-- start Records supplied --

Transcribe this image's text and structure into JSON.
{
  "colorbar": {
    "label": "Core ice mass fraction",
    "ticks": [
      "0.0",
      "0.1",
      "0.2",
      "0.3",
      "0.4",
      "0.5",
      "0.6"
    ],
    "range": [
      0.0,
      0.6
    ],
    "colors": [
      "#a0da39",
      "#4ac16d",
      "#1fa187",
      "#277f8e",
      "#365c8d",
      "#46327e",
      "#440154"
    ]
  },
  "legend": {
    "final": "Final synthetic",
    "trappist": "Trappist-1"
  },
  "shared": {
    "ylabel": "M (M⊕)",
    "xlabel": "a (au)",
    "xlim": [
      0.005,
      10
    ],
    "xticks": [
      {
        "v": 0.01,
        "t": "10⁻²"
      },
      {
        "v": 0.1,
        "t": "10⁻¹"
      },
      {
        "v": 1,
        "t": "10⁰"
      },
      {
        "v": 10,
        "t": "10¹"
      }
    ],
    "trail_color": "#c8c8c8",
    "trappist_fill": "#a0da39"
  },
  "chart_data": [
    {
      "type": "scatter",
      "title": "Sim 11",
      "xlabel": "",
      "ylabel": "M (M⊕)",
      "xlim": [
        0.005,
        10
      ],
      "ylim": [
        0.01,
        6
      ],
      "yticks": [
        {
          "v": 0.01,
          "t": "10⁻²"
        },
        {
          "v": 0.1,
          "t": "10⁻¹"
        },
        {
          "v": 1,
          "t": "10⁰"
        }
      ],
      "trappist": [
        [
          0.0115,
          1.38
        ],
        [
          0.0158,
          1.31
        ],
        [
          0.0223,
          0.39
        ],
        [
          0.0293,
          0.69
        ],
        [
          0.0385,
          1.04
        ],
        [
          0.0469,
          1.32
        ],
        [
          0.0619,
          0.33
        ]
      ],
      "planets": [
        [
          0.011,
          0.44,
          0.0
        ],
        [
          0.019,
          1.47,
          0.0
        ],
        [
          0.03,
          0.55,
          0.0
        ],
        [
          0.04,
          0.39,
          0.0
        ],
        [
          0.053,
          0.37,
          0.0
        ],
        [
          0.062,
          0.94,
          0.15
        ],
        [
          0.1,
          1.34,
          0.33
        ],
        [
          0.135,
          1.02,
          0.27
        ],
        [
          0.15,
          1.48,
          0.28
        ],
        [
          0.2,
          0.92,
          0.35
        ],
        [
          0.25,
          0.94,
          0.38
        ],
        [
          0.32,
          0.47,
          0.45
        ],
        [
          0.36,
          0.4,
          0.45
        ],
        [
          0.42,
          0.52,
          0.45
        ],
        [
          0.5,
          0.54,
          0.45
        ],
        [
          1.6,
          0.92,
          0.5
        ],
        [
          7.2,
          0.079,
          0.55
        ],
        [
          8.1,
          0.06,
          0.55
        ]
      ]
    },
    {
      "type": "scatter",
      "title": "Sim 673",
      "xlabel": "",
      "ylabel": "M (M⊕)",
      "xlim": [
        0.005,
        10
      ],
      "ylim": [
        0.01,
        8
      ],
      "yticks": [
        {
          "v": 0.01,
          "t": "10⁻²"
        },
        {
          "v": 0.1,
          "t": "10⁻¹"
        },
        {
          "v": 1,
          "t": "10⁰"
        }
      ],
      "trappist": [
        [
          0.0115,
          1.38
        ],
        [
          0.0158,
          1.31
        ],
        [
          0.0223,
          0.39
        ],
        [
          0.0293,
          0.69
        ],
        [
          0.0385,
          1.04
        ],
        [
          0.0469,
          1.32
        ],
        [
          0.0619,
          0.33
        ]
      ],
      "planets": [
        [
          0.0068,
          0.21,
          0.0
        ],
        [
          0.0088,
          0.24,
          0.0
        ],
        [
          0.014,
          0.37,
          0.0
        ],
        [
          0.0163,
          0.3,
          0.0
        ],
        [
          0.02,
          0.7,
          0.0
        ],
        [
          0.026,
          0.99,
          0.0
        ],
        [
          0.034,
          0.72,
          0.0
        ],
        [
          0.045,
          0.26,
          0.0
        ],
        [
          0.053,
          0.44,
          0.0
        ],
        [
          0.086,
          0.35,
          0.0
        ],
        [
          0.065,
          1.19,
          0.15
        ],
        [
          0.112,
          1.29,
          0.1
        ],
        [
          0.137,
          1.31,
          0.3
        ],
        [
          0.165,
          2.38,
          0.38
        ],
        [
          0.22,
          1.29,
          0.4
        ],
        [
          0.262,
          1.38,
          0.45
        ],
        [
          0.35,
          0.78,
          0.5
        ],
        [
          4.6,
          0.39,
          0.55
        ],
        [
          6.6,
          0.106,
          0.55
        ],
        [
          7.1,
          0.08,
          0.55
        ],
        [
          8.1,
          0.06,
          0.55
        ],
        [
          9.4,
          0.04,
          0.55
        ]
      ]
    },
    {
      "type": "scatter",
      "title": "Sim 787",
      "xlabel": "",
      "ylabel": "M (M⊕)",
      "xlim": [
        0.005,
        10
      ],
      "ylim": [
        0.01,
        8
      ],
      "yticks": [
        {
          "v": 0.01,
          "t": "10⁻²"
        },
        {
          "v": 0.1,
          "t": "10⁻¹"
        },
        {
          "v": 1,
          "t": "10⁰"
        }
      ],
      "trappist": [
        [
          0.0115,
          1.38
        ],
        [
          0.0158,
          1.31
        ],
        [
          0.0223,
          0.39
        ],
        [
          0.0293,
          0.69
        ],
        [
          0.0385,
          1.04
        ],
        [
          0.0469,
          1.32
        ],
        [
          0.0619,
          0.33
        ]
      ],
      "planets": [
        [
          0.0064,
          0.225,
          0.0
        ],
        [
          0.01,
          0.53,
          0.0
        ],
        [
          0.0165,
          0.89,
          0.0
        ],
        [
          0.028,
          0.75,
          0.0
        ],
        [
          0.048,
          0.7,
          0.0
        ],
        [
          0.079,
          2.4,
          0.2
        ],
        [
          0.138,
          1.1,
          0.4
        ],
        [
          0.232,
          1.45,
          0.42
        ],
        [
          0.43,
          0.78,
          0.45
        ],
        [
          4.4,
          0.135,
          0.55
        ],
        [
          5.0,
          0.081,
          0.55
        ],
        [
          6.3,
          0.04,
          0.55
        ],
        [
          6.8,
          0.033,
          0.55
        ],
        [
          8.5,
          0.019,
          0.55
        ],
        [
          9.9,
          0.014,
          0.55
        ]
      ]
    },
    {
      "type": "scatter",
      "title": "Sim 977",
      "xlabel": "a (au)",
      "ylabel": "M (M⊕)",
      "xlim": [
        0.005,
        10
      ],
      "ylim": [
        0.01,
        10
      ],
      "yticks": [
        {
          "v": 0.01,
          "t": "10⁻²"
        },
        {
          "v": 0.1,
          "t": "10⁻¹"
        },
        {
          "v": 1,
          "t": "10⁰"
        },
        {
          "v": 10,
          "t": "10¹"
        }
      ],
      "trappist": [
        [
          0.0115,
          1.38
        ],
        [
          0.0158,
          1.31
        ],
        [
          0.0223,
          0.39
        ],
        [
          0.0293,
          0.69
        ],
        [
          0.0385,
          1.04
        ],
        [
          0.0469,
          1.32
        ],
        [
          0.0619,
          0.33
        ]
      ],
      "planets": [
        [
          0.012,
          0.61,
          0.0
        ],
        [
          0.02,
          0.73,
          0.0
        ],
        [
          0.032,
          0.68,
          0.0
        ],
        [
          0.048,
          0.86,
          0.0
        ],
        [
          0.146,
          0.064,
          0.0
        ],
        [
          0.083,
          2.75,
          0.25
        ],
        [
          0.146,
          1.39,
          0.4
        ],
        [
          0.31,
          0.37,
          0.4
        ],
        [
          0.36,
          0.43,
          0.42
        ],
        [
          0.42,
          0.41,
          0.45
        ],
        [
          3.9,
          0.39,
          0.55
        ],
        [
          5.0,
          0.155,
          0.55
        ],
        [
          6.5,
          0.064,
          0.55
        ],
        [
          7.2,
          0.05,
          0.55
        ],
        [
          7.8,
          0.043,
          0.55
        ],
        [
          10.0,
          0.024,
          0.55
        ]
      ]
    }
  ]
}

-- end Records supplied --

Request
Say how many lines of the data include the word "title". Nothing other than the number should be given.

The result
4